**Dataset items:**
++++++++

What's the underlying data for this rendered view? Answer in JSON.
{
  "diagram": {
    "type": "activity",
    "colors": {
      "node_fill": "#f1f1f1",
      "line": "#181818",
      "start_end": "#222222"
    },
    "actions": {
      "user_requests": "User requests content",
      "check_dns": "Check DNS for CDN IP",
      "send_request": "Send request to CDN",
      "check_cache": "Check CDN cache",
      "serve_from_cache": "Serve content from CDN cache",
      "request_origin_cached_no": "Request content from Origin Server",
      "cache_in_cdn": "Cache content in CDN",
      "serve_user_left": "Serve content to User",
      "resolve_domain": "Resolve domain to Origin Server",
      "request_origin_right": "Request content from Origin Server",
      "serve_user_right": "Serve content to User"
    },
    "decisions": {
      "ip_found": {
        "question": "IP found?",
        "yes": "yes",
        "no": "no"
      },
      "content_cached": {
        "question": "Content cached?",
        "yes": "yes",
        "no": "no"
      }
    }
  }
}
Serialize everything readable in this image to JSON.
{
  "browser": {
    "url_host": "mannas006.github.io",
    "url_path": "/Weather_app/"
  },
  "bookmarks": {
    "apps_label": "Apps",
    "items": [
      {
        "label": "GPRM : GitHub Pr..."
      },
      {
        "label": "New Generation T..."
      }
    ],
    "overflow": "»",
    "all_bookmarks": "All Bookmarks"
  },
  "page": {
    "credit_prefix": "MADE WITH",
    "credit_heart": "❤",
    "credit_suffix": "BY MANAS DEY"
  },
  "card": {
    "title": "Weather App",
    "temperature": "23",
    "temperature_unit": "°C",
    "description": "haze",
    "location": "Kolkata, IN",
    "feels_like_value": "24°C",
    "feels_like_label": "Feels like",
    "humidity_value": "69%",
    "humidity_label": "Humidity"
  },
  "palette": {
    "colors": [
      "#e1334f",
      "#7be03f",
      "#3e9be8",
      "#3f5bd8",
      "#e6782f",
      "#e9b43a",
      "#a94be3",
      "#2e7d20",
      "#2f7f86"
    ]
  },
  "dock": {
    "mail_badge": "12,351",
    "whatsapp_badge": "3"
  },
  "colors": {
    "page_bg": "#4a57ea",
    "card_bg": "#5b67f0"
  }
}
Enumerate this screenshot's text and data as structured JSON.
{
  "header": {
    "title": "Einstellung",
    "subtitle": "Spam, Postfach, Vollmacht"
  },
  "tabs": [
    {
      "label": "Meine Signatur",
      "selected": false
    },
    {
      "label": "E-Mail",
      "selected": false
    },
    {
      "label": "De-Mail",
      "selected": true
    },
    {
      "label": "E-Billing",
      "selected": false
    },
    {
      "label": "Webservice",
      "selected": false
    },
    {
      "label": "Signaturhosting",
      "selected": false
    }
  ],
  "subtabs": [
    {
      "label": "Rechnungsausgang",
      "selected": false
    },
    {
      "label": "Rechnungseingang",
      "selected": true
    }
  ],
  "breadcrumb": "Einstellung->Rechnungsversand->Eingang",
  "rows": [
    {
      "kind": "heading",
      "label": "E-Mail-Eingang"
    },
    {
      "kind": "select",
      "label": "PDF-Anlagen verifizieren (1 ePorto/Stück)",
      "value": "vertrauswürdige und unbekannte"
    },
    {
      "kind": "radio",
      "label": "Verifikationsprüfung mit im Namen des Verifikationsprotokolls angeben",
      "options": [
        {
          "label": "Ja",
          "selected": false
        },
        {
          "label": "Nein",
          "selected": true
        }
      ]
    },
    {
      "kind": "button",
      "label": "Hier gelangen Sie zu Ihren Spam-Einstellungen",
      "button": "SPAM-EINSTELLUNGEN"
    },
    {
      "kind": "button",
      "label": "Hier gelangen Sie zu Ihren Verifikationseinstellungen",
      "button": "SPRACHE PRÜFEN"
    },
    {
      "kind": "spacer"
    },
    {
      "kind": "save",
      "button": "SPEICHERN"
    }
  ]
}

++++++++

Each record above must be given again exactly.

What's the underlying data for this rendered view? Answer in JSON.
{
  "diagram": {
    "type": "activity",
    "colors": {
      "node_fill": "#f1f1f1",
      "line": "#181818",
      "start_end": "#222222"
    },
    "actions": {
      "user_requests": "User requests content",
      "check_dns": "Check DNS for CDN IP",
      "send_request": "Send request to CDN",
      "check_cache": "Check CDN cache",
      "serve_from_cache": "Serve content from CDN cache",
      "request_origin_cached_no": "Request content from Origin Server",
      "cache_in_cdn": "Cache content in CDN",
      "serve_user_left": "Serve content to User",
      "resolve_domain": "Resolve domain to Origin Server",
      "request_origin_right": "Request content from Origin Server",
      "serve_user_right": "Serve content to User"
    },
    "decisions": {
      "ip_found": {
        "question": "IP found?",
        "yes": "yes",
        "no": "no"
      },
      "content_cached": {
        "question": "Content cached?",
        "yes": "yes",
        "no": "no"
      }
    }
  }
}
Serialize everything readable in this image to JSON.
{
  "browser": {
    "url_host": "mannas006.github.io",
    "url_path": "/Weather_app/"
  },
  "bookmarks": {
    "apps_label": "Apps",
    "items": [
      {
        "label": "GPRM : GitHub Pr..."
      },
      {
        "label": "New Generation T..."
      }
    ],
    "overflow": "»",
    "all_bookmarks": "All Bookmarks"
  },
  "page": {
    "credit_prefix": "MADE WITH",
    "credit_heart": "❤",
    "credit_suffix": "BY MANAS DEY"
  },
  "card": {
    "title": "Weather App",
    "temperature": "23",
    "temperature_unit": "°C",
    "description": "haze",
    "location": "Kolkata, IN",
    "feels_like_value": "24°C",
    "feels_like_label": "Feels like",
    "humidity_value": "69%",
    "humidity_label": "Humidity"
  },
  "palette": {
    "colors": [
      "#e1334f",
      "#7be03f",
      "#3e9be8",
      "#3f5bd8",
      "#e6782f",
      "#e9b43a",
      "#a94be3",
      "#2e7d20",
      "#2f7f86"
    ]
  },
  "dock": {
    "mail_badge": "12,351",
    "whatsapp_badge": "3"
  },
  "colors": {
    "page_bg": "#4a57ea",
    "card_bg": "#5b67f0"
  }
}
Enumerate this screenshot's text and data as structured JSON.
{
  "header": {
    "title": "Einstellung",
    "subtitle": "Spam, Postfach, Vollmacht"
  },
  "tabs": [
    {
      "label": "Meine Signatur",
      "selected": false
    },
    {
      "label": "E-Mail",
      "selected": false
    },
    {
      "label": "De-Mail",
      "selected": true
    },
    {
      "label": "E-Billing",
      "selected": false
    },
    {
      "label": "Webservice",
      "selected": false
    },
    {
      "label": "Signaturhosting",
      "selected": false
    }
  ],
  "subtabs": [
    {
      "label": "Rechnungsausgang",
      "selected": false
    },
    {
      "label": "Rechnungseingang",
      "selected": true
    }
  ],
  "breadcrumb": "Einstellung->Rechnungsversand->Eingang",
  "rows": [
    {
      "kind": "heading",
      "label": "E-Mail-Eingang"
    },
    {
      "kind": "select",
      "label": "PDF-Anlagen verifizieren (1 ePorto/Stück)",
      "value": "vertrauswürdige und unbekannte"
    },
    {
      "kind": "radio",
      "label": "Verifikationsprüfung mit im Namen des Verifikationsprotokolls angeben",
      "options": [
        {
          "label": "Ja",
          "selected": false
        },
        {
          "label": "Nein",
          "selected": true
        }
      ]
    },
    {
      "kind": "button",
      "label": "Hier gelangen Sie zu Ihren Spam-Einstellungen",
      "button": "SPAM-EINSTELLUNGEN"
    },
    {
      "kind": "button",
      "label": "Hier gelangen Sie zu Ihren Verifikationseinstellungen",
      "button": "SPRACHE PRÜFEN"
    },
    {
      "kind": "spacer"
    },
    {
      "kind": "save",
      "button": "SPEICHERN"
    }
  ]
}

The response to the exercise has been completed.